━━ Record set

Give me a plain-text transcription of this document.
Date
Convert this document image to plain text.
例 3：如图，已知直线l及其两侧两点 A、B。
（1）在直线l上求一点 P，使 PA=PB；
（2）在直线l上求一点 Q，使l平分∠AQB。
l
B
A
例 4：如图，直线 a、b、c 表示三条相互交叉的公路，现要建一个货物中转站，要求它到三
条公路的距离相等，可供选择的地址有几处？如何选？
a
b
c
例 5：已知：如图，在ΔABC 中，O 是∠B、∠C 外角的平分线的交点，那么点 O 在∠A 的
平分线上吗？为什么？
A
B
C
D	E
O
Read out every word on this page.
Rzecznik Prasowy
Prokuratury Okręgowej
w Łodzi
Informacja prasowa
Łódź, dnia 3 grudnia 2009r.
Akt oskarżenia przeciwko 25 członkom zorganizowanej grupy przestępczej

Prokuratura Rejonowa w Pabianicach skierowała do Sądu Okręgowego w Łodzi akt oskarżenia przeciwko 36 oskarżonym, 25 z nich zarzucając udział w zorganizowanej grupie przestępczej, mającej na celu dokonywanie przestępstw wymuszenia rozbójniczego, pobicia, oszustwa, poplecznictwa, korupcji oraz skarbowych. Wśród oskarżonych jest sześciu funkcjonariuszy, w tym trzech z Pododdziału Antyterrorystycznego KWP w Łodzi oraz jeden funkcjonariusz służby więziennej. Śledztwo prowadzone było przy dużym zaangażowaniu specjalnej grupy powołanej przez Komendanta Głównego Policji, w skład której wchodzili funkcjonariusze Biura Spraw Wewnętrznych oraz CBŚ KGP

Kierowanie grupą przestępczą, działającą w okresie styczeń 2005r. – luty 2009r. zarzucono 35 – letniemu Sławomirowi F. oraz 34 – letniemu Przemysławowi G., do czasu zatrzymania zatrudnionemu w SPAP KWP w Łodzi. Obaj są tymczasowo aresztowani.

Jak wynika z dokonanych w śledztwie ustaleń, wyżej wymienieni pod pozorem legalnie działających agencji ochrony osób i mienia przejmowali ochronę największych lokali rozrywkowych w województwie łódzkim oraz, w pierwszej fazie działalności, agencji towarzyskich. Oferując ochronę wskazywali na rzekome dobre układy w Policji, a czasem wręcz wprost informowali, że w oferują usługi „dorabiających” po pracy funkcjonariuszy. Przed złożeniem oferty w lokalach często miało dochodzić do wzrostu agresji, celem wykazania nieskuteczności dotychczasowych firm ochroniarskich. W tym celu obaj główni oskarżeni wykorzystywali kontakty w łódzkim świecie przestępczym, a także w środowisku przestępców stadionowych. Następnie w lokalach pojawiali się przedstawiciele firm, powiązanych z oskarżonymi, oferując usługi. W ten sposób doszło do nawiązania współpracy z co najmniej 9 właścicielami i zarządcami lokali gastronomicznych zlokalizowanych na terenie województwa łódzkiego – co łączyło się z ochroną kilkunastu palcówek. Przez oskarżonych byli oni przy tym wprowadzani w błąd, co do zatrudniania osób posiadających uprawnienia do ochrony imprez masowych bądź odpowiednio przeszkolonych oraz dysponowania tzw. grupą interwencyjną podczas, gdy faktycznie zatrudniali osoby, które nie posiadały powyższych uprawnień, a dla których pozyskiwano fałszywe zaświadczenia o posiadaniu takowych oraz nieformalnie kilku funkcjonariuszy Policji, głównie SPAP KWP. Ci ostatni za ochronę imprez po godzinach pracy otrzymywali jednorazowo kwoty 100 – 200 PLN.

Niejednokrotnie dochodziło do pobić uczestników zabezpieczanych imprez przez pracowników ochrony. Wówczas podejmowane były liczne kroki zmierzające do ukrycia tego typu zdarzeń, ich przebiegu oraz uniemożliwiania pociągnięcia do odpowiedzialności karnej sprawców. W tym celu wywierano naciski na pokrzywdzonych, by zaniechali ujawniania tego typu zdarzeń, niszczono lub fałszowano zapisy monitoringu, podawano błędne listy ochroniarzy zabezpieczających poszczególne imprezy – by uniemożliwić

━━━━

• _Stated goal_
Check each line above for "przestępczej" and return the ones that have it.

• _Output of the task_
Akt oskarżenia przeciwko 25 członkom zorganizowanej grupy przestępczej
Prokuratura Rejonowa w Pabianicach skierowała do Sądu Okręgowego w Łodzi akt oskarżenia przeciwko 36 oskarżonym, 25 z nich zarzucając udział w zorganizowanej grupie przestępczej, mającej na celu dokonywanie przestępstw wymuszenia rozbójniczego, pobicia, oszustwa, poplecznictwa, korupcji oraz skarbowych. Wśród oskarżonych jest sześciu funkcjonariuszy, w tym trzech z Pododdziału Antyterrorystycznego KWP w Łodzi oraz jeden funkcjonariusz służby więziennej. Śledztwo prowadzone było przy dużym zaangażowaniu specjalnej grupy powołanej przez Komendanta Głównego Policji, w skład której wchodzili funkcjonariusze Biura Spraw Wewnętrznych oraz CBŚ KGP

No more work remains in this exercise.